Impact on Real World Applications

The patch has been tested with numerous real world apps and frameworks, to attempt to gauge the impact the changes to the internal functions rules would have:

  • Drupal 7 homepage: One new E_DEPRECATED warning, which seems to catch faulty-looking code
  • Drupal 7 admin interface (across the all pages): One new E_DEPRECATED warning, which again seems to catch a real bug – stripslsahes() operating on a boolean.
  • Magento 1.9 homepage (w/ Magento's huge sample DB): One new E_DEPRECATED warning, again, seems to be catching a real bug of ‘false’ being fed as argument 1 of in json_decode() – which is expecting a string full of json there.
  • WordPress 3.4 homepage: One new E_DEPRECATED warning, again, seems to be catching a real bug of ‘false’ being fed as argument 1 of substr().
  • Zend Framework 2 skeleton app: Zero new E_DEPRECATED warnings.
  • Symfony ACME app: Zero new E_DEPRECATED warnings (across the app).
  • PHPUnit: Several E_DEPRECATED issues that were fixed in a matter of hours.

The negative impact on real world apps appears to be very, very limited - which is consistent with the premise that the Coercive STH RFC aims to allow the conversions which are common and most likely sensible, and block the ones which are likely faulty - which means we shouldn't see too many of those in real world apps.

In addition, the patch was tested with numerous unit-test suites; PHP's test suite shows a lot of new errors, however, the majority of them stem from tests purposely designed to check 'insensible' conversions (e.g. readgzfile($filename, -10.5)), and not code blocks that we're ever likely to bump into in the real world.

The Symfony and Zend Framework test suites were also run and showed new deprecation errors; Based on very preliminary analysis, it seems that most of them either fall into the same bucket as the PHP unit tests above (purposely designed to test insensible conversions), or seem to point out issues that may translate into real world bugs, and that can be fixed in a relatively small number of changes.

All in all, the signal to noise ratio of turning the new coercive rules for the entirety of PHP seems to be very good.

Difference from PHP 5

The following table details the changes made to the values acceptable by internal functions proposed by this patch (dash (-) means there were no changes):

Value Type
Hint boolean int float string
bool Unchanged Unchanged Reject Unchanged
int Reject Unchanged Restrict* Restrict†
float Reject Unchanged Unchanged Restrict†
string Reject Unchanged Unchanged Unchanged

* Only accept inputs that contain no significant digits after the decimal point.

† Numeric strings that have non-blank alphanumeric characters (e.g., “7 dogs”, “3.14 pizzas”) are no longer accepted.

Note that in all cases, when conversion occurs - its rules are identical to those in PHP 5. PHP 7 will accept fewer types of inputs as valid, but will apply the same conversion rules to the ones that are accepted.

Things to do:
[1] In the text on the coercive type-hint patch, why do the many new errors in PHP's own test suite not count as a sign of real trouble? Answer in one to three sentences.
[2] Could you pick up the text on the coercive type-hint patch after its final sentence and carry it on?
The listing plays no part in any of this.

Data entries:

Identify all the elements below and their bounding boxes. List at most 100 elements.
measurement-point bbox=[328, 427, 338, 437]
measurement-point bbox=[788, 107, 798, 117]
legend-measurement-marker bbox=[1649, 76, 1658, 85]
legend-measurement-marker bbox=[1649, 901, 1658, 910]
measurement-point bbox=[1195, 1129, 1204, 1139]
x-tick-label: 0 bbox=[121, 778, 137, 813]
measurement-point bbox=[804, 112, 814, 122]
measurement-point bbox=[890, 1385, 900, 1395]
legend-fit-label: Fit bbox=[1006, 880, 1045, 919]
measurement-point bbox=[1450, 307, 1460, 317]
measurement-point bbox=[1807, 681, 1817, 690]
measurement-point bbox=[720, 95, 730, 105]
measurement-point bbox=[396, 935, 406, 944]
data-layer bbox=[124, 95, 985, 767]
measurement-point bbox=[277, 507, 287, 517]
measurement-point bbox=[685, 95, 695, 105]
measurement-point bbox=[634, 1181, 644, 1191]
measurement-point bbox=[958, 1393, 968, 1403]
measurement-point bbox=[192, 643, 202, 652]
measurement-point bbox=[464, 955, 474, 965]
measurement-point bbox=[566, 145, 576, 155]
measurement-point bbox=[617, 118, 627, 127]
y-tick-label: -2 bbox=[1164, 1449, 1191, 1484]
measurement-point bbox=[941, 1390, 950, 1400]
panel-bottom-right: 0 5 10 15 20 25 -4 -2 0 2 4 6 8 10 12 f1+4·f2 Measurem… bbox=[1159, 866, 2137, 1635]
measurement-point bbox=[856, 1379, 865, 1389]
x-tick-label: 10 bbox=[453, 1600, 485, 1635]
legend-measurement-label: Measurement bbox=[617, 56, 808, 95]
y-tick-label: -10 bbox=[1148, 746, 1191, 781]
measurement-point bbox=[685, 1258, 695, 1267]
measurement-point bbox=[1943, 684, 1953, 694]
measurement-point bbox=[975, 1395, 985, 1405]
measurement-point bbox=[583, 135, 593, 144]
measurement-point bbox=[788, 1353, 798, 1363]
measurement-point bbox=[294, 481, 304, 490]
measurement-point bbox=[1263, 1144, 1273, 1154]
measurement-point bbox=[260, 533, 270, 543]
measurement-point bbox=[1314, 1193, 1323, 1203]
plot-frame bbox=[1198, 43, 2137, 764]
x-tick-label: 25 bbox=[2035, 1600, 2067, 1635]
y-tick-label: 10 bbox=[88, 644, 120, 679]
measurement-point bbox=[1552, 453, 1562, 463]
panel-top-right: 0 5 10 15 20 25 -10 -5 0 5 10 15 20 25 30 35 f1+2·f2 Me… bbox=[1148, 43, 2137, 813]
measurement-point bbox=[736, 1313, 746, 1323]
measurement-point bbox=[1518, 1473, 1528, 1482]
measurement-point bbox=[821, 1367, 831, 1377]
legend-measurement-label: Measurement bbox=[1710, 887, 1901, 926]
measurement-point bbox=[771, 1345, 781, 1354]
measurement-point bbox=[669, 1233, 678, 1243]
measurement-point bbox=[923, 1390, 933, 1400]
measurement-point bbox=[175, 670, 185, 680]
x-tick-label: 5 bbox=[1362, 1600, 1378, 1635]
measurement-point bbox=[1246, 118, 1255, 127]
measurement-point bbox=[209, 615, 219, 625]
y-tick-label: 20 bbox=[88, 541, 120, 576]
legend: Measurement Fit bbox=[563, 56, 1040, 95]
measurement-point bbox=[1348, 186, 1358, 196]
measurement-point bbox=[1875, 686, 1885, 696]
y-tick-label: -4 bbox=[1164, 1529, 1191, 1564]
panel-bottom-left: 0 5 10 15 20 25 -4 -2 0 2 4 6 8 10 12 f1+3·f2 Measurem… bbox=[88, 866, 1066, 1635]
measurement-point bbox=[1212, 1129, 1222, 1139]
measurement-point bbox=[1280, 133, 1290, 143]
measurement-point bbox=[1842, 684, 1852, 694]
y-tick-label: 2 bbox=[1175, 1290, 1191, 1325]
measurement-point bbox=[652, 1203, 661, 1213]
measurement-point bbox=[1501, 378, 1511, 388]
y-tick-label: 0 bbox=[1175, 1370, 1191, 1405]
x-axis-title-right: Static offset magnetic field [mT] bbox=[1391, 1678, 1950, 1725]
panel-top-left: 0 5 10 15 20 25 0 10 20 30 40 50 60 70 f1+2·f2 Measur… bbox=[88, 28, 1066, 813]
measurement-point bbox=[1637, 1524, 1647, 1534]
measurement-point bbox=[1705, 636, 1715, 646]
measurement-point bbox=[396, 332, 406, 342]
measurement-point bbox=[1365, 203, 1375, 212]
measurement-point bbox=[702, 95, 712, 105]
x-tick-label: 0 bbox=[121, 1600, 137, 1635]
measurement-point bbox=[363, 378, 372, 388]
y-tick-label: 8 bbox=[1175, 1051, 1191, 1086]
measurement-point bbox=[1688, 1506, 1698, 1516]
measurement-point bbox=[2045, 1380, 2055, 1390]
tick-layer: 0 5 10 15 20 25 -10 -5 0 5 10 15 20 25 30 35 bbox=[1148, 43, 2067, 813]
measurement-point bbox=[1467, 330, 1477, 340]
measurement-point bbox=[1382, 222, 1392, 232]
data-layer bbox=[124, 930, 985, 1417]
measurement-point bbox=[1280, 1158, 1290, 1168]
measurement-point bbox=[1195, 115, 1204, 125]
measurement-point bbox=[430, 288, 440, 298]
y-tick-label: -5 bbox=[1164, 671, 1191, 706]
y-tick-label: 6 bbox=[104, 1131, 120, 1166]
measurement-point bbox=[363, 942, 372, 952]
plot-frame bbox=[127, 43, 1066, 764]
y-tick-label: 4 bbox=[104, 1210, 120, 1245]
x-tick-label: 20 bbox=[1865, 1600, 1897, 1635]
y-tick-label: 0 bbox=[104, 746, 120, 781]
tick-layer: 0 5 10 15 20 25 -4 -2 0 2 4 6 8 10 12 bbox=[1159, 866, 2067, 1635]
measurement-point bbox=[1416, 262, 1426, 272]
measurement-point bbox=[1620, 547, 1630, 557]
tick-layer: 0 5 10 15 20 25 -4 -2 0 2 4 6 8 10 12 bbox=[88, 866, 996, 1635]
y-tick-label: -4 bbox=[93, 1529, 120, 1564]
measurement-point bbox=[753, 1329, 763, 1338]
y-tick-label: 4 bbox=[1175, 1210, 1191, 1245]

Responses:
[1] Most of those errors come from tests purposely designed to check insensible conversions, such as readgzfile($filename, -10.5). They do not come from code that is ever likely to turn up in real-world applications.

[2]
Examples for conversions now deprecated for Internal Functions

Here are examples of conversions which, while still providing the same results as in PHP 5, now also raise an E_DEPRECATED error :

false -> int           # No more conversion from bool
true -> string         # No more conversion from bool
7.5 -> int             # 7.5 cannot be converted to an integer without data loss
"8.2" -> int           # "8.2" cannot be converted to an integer without data loss
4.3 -> bool            # No more conversion from float to bool
"7 dogs" -> int        # Non-blank trailing characters no longer supported
"3.14 pizzas" -> float # Non-blank trailing characters no longer supported 

Potential Future Changes to Implicit Casting Rules

While outside the scope of this RFC, the introduction of the new coercive-yet-more-restrictive rule-set may be considered for additional areas in PHP, most notably implicit casting. For example, today, the result of “Apples” + “Oranges” is 0, because the + operator implicitly casts anything into a number. It could be imagined that in the future, the + operator will accept only values that would fit into an int or float STH, and warn users about others (realistically, most probably through E_STRICT). Users would still be able to use permissive explicit casting ($foo = (int) “Apples”; would still assign 0 into $foo), but the risk sometimes associated with implicit casting will be eliminated.

Ability to add Strict STH in the future

It should be noted that nothing in this RFC conflicts with the ability to add Strict STH in the future. The ability to add a 2nd mode via declare() or some other mechanism will always be there. We do believe that demand for it will greatly diminish with the introduction of these scalar type hints, but in case it doesn't - there'll be no technical blocks preventing us from adding it in the future, even in the 7.x lifetime.

Comparison to the other RFC

Numerous community members have invested substantial effort into creating another comprehensive RFC, that proposes to introduce STH into PHP Scalar Type Hints RFC v0.5 ("Dual Mode RFC"). However, we believe the proposal in this RFC is better, for several different reasons:

  1. Single Mode. Thanks to the fact this RFC proposes a single mode and enables it across the board for any code that's run, you get the benefit of stricter-yet-sensible rules overnight. Thanks to the good signal-to-noise ratio, moving to PHP 7 is likely to help people find real world bugs, without having to proactively enable stricter modes and without having to introduce a lot of changes to their code.
  2. Smaller cognitive burden. Even though the Dual Mode RFC presents a novel idea about how to allow developers to choose which mode they'd like to use, and use different modes in different parts of the app, it still introduces the burden of two different modes. Two different rule-sets that need to be learned increase the language's complexity. Further, the two sets can cause the same functions to behave differently depending on where they're being called, and potentially a new class of bugs stemming from developers not realizing which mode they're in in a particular file. This RFC is unaffected by these issues, as it presents a single, composite rule set.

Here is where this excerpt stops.